[Records contained in a dataset]
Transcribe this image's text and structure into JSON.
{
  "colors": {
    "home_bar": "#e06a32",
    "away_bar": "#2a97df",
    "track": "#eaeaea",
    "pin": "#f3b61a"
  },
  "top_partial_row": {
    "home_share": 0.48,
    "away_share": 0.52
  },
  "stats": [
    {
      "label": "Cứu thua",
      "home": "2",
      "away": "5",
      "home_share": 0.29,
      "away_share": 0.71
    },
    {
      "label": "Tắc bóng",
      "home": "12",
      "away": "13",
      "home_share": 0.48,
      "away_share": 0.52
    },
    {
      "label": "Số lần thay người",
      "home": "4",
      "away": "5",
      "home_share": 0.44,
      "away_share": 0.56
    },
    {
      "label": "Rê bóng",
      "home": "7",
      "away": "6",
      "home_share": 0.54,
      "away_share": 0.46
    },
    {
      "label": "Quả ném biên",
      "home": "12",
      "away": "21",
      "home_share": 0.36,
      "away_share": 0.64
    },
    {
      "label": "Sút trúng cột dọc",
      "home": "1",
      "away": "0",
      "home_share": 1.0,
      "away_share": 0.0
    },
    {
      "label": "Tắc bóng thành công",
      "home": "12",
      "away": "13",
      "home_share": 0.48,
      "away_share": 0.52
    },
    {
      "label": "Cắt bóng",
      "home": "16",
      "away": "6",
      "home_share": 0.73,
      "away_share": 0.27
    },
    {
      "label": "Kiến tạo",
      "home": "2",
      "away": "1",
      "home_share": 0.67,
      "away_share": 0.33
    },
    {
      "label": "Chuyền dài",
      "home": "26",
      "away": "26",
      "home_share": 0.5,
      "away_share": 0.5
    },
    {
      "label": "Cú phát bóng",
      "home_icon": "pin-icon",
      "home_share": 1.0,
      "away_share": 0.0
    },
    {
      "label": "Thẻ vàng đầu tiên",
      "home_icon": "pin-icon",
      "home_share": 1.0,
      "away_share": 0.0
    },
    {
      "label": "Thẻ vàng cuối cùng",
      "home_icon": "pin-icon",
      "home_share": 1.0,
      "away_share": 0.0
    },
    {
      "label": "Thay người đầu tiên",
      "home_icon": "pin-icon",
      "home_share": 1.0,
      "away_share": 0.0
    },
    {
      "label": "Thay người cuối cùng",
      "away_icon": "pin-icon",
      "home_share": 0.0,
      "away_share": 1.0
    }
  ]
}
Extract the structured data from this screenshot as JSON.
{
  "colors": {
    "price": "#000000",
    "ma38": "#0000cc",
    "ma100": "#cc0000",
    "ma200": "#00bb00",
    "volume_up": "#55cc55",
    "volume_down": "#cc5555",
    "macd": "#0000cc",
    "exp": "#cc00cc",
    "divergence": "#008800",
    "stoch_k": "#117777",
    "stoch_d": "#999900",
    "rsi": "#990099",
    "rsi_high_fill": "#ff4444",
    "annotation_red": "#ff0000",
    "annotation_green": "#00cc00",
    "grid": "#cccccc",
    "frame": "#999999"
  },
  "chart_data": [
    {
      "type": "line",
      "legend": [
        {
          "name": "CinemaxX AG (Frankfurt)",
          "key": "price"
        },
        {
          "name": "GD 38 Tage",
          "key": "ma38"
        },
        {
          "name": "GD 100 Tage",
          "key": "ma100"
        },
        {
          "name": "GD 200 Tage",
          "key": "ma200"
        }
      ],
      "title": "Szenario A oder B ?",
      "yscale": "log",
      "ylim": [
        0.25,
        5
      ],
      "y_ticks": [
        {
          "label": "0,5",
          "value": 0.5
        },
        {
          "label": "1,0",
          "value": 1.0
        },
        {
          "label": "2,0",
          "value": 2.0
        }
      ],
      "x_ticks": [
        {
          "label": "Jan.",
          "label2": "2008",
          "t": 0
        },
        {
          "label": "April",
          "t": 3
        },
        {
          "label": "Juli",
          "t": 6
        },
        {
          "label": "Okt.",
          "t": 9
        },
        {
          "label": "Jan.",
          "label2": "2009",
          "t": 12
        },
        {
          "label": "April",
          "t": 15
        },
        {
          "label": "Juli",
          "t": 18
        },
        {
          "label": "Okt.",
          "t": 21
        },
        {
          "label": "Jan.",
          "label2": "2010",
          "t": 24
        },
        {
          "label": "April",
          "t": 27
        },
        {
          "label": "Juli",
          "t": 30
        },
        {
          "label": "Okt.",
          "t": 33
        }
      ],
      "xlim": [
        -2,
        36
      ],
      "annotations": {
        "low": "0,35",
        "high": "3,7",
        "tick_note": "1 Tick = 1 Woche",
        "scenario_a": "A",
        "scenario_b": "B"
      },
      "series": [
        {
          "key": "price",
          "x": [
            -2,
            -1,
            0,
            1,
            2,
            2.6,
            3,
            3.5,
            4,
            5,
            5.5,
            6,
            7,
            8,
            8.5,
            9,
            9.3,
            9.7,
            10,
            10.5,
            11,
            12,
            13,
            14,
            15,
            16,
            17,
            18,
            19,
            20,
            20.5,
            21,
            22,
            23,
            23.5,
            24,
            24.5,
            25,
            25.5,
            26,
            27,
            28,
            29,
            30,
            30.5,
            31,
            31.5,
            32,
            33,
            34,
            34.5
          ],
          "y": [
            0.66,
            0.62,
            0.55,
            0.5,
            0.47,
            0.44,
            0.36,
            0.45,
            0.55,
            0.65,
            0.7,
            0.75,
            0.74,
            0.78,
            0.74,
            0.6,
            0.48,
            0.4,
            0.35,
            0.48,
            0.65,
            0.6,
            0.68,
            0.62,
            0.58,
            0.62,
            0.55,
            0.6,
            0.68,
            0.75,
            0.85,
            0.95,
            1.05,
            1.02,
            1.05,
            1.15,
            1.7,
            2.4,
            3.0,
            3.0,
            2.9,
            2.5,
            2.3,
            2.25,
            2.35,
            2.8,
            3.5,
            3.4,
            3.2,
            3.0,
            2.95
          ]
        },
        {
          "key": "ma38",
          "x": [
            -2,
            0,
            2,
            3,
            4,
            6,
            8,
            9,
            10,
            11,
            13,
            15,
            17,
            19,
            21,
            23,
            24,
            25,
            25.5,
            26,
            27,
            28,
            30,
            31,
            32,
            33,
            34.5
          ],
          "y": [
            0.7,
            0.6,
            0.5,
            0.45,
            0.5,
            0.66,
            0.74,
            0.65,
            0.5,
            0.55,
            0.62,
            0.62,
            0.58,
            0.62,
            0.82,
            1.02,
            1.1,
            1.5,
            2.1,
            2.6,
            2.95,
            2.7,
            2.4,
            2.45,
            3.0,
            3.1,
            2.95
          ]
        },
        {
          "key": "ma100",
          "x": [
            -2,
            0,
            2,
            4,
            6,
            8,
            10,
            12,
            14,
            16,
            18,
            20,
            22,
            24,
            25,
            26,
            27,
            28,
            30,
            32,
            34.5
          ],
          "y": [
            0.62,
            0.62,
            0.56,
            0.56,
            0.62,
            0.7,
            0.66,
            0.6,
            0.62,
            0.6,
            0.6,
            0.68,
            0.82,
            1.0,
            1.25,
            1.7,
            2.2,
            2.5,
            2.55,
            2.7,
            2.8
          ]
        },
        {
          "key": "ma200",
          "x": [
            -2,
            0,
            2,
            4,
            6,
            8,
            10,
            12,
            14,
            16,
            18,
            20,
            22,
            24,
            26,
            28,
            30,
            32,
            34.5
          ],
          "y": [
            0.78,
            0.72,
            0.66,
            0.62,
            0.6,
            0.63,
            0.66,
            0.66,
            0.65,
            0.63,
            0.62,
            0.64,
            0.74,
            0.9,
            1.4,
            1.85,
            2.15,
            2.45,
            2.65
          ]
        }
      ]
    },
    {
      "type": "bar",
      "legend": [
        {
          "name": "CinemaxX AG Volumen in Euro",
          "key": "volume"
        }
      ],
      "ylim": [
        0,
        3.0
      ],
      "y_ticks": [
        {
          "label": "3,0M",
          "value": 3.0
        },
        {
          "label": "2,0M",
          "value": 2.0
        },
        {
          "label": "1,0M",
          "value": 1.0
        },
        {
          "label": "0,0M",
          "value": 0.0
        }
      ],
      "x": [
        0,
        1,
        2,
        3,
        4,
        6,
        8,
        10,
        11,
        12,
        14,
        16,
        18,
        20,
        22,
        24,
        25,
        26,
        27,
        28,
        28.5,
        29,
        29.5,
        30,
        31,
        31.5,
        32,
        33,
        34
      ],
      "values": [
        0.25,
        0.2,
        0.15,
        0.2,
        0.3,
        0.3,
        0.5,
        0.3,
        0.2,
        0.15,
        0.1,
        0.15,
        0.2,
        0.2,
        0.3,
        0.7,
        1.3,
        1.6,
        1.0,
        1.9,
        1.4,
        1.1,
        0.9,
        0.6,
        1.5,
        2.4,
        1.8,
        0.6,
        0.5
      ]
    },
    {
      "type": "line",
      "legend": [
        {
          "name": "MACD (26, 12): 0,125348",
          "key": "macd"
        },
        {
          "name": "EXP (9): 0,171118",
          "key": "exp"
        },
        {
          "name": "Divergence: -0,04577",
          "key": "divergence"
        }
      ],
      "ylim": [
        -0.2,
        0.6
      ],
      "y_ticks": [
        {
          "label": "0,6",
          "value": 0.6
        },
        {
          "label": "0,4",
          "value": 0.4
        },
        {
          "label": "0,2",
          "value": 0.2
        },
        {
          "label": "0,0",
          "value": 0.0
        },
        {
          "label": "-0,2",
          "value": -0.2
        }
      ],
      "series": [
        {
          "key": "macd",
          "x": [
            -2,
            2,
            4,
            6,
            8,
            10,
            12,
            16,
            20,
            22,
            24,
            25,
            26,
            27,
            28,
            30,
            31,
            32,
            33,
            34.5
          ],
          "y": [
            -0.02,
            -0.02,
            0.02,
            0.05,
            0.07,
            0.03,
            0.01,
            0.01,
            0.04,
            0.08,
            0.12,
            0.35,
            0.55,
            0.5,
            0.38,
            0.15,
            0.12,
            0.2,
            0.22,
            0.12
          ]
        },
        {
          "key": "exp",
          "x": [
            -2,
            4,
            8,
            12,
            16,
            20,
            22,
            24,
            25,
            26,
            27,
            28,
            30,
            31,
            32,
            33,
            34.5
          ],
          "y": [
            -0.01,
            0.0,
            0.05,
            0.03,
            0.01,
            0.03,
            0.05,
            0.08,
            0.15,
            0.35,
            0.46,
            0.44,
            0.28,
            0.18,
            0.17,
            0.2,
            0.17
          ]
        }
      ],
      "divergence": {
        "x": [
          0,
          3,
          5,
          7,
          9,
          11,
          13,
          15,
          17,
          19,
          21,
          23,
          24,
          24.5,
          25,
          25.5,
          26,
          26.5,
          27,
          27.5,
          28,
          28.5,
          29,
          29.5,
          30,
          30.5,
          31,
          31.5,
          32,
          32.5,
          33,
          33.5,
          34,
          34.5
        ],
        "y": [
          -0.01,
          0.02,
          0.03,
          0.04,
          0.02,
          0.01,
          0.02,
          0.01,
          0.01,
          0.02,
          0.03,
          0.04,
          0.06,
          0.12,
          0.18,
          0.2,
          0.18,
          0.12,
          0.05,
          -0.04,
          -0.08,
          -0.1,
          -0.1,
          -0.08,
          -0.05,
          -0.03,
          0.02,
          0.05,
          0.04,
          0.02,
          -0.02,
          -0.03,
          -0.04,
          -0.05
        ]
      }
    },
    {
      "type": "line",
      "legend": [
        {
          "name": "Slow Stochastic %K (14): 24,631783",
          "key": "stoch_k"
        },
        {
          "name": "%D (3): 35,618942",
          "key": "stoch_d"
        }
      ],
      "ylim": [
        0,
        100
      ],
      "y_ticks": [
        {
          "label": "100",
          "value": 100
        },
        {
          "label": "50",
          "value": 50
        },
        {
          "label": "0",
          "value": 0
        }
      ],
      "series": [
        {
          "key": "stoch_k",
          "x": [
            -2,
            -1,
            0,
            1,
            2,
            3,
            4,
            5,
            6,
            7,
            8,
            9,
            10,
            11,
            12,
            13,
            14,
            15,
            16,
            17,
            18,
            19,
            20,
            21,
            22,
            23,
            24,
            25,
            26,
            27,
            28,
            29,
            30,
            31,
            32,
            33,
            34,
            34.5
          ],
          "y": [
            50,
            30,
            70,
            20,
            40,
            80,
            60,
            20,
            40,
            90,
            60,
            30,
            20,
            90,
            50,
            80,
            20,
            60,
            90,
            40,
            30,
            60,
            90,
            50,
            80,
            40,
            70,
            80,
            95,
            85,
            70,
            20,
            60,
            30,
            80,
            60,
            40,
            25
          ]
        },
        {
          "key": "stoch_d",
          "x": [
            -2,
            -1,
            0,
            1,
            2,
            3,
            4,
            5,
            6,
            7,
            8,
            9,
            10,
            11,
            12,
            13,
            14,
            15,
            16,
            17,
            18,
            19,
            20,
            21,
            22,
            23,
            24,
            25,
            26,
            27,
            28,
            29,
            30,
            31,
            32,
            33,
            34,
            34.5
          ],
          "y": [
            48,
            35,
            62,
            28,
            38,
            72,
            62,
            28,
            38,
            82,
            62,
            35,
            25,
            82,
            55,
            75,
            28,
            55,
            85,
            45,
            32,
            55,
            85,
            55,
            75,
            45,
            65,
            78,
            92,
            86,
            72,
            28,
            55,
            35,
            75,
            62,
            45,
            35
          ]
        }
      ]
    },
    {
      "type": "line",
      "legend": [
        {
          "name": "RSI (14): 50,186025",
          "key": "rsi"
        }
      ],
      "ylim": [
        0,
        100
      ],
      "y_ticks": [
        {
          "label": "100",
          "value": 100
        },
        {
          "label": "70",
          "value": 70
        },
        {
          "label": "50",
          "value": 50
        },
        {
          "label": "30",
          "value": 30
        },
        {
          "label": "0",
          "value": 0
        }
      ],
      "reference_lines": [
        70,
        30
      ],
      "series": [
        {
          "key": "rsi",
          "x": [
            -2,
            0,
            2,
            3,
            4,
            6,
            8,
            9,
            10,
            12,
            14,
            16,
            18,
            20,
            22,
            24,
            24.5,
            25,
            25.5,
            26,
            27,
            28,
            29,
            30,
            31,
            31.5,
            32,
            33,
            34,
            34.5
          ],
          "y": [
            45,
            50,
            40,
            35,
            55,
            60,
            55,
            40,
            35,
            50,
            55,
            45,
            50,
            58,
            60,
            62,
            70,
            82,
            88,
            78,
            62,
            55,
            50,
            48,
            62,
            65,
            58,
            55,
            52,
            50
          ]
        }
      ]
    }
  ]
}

- _Task prompt_:
Scan the listing above. Gather each line that contains the word "Tage".

- _Written answer_:
          "name": "GD 38 Tage",
          "name": "GD 100 Tage",
          "name": "GD 200 Tage",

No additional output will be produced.